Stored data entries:
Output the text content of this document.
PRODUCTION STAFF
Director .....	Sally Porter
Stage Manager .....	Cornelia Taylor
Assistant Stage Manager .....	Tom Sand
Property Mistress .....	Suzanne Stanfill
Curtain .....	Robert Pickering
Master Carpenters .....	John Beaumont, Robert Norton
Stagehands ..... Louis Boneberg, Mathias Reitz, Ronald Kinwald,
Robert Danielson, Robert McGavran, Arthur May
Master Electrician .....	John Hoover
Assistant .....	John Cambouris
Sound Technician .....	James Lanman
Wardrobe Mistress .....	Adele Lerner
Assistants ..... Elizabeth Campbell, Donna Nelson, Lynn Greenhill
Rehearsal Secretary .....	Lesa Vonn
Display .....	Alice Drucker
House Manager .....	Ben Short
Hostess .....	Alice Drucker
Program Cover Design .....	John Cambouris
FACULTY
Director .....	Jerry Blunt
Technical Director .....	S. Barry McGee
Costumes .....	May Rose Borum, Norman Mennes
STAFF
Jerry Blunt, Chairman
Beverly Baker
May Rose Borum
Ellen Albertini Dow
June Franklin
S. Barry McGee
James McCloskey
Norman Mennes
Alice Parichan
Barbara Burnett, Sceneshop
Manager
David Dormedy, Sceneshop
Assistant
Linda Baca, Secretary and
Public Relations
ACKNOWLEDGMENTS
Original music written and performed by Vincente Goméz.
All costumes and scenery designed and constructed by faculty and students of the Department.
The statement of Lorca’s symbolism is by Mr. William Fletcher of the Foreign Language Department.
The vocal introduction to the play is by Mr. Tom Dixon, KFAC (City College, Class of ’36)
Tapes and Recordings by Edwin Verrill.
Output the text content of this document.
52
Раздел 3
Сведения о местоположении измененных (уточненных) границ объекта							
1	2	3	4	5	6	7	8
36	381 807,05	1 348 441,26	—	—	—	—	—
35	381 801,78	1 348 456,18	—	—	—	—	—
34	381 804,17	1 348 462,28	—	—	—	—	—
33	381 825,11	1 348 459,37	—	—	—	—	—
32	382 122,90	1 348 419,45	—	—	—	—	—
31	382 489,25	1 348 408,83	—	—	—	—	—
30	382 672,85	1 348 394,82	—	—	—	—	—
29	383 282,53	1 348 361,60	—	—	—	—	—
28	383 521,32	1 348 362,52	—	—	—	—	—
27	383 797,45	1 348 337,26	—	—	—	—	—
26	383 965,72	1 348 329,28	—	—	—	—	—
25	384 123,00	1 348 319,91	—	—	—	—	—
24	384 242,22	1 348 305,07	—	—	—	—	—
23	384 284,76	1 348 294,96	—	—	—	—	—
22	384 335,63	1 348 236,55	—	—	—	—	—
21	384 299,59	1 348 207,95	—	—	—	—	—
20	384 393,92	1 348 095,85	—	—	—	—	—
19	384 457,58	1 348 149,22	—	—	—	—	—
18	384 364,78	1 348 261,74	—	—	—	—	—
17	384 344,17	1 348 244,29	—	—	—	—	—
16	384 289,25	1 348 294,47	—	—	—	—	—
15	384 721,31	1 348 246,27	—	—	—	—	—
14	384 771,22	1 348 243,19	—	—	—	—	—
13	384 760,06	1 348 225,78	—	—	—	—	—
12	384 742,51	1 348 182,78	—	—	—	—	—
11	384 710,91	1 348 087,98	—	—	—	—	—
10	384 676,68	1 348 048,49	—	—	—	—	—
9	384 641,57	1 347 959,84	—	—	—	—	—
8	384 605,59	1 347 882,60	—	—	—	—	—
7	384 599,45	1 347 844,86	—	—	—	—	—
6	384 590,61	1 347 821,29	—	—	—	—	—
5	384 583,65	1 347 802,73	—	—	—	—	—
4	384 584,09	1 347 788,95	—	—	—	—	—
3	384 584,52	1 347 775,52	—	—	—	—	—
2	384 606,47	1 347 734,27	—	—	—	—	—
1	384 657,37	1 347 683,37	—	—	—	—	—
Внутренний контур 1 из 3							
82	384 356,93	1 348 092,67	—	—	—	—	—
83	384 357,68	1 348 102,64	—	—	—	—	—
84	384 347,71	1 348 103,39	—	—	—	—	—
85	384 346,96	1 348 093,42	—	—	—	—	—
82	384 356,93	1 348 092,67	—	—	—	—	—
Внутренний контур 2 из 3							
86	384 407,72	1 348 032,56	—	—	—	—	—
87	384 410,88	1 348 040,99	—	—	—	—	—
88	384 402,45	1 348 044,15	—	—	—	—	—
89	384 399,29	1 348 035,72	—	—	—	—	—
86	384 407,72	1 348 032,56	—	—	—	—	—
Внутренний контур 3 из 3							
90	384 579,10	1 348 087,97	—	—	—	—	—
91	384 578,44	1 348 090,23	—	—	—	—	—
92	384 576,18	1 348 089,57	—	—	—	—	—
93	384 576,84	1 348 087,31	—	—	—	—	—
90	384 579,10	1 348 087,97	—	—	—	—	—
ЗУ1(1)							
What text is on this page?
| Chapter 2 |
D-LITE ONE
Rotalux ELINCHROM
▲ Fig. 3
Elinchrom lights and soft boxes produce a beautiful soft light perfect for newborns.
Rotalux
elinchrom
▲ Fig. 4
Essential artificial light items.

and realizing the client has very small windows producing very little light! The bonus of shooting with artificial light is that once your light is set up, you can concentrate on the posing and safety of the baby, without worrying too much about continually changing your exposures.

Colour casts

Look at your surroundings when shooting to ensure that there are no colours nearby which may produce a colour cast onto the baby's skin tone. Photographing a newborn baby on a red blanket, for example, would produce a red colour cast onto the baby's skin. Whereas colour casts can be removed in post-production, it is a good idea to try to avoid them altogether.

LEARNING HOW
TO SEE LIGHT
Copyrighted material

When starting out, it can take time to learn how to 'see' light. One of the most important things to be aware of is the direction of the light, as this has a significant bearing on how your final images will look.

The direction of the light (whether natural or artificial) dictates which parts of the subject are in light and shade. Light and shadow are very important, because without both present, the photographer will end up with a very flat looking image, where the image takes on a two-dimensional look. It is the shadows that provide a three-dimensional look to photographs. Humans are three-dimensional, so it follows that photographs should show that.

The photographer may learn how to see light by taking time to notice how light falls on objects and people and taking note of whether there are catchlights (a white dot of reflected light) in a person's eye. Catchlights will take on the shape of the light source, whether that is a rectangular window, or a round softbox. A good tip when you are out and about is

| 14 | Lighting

Exercise brief: Write out once more the lines above beginning at the line with "What text is on this page?"; continue through the final line and stop there.

Full output:
What text is on this page?
| Chapter 2 |
D-LITE ONE
Rotalux ELINCHROM
▲ Fig. 3
Elinchrom lights and soft boxes produce a beautiful soft light perfect for newborns.
Rotalux
elinchrom
▲ Fig. 4
Essential artificial light items.

and realizing the client has very small windows producing very little light! The bonus of shooting with artificial light is that once your light is set up, you can concentrate on the posing and safety of the baby, without worrying too much about continually changing your exposures.

Colour casts

Look at your surroundings when shooting to ensure that there are no colours nearby which may produce a colour cast onto the baby's skin tone. Photographing a newborn baby on a red blanket, for example, would produce a red colour cast onto the baby's skin. Whereas colour casts can be removed in post-production, it is a good idea to try to avoid them altogether.

LEARNING HOW
TO SEE LIGHT
Copyrighted material

When starting out, it can take time to learn how to 'see' light. One of the most important things to be aware of is the direction of the light, as this has a significant bearing on how your final images will look.

The direction of the light (whether natural or artificial) dictates which parts of the subject are in light and shade. Light and shadow are very important, because without both present, the photographer will end up with a very flat looking image, where the image takes on a two-dimensional look. It is the shadows that provide a three-dimensional look to photographs. Humans are three-dimensional, so it follows that photographs should show that.

The photographer may learn how to see light by taking time to notice how light falls on objects and people and taking note of whether there are catchlights (a white dot of reflected light) in a person's eye. Catchlights will take on the shape of the light source, whether that is a rectangular window, or a round softbox. A good tip when you are out and about is

| 14 | Lighting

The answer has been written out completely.